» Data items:
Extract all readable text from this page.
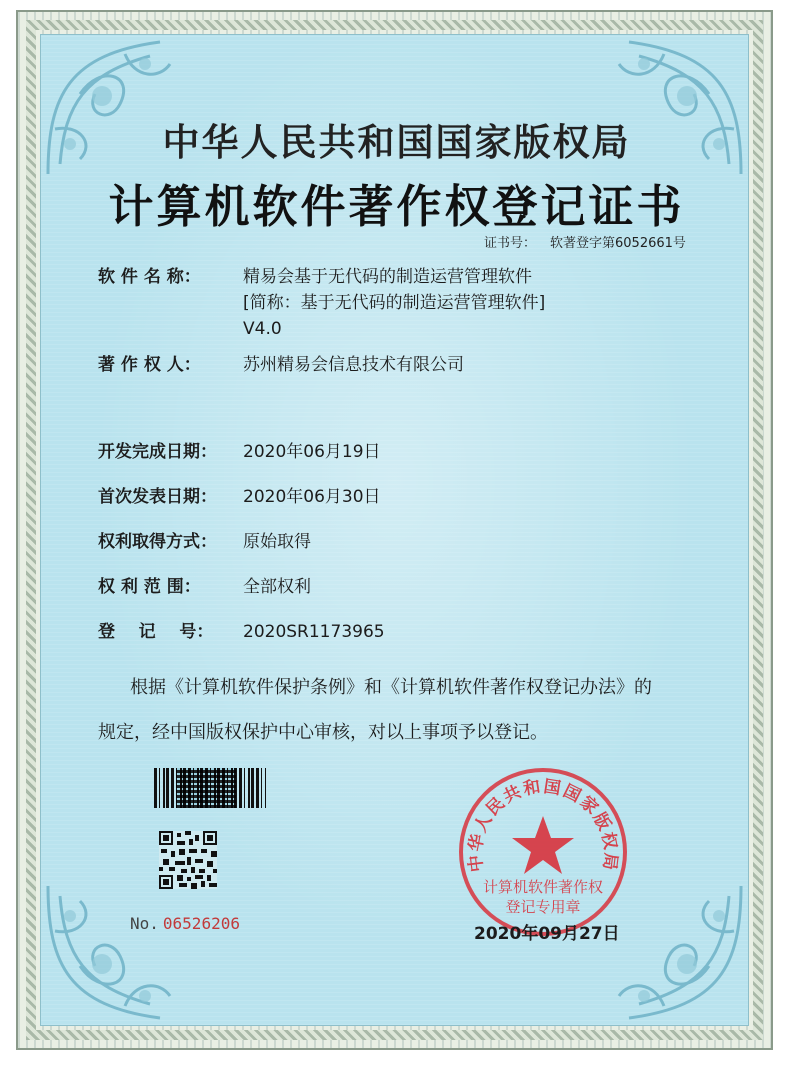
中华人民共和国国家版权局
计算机软件著作权登记证书
证书号： 软著登字第6052661号
软 件 名 称：	精易会基于无代码的制造运营管理软件
[简称：基于无代码的制造运营管理软件]
V4.0
著 作 权 人：	苏州精易会信息技术有限公司
开发完成日期：	2020年06月19日
首次发表日期：	2020年06月30日
权利取得方式：	原始取得
权 利 范 围：	全部权利
登    记    号：	2020SR1173965
根据《计算机软件保护条例》和《计算机软件著作权登记办法》的
规定，经中国版权保护中心审核，对以上事项予以登记。
No. 06526206
中华人民共和国国家版权局
计算机软件著作权
登记专用章
2020年09月27日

» What needs to be done: Copy out the whole listing exactly, and don't carry over any pictures.

» Full solution:
Extract all readable text from this page.
中华人民共和国国家版权局
计算机软件著作权登记证书
证书号： 软著登字第6052661号
软 件 名 称：	精易会基于无代码的制造运营管理软件
[简称：基于无代码的制造运营管理软件]
V4.0
著 作 权 人：	苏州精易会信息技术有限公司
开发完成日期：	2020年06月19日
首次发表日期：	2020年06月30日
权利取得方式：	原始取得
权 利 范 围：	全部权利
登    记    号：	2020SR1173965
根据《计算机软件保护条例》和《计算机软件著作权登记办法》的
规定，经中国版权保护中心审核，对以上事项予以登记。
No. 06526206
中华人民共和国国家版权局
计算机软件著作权
登记专用章
2020年09月27日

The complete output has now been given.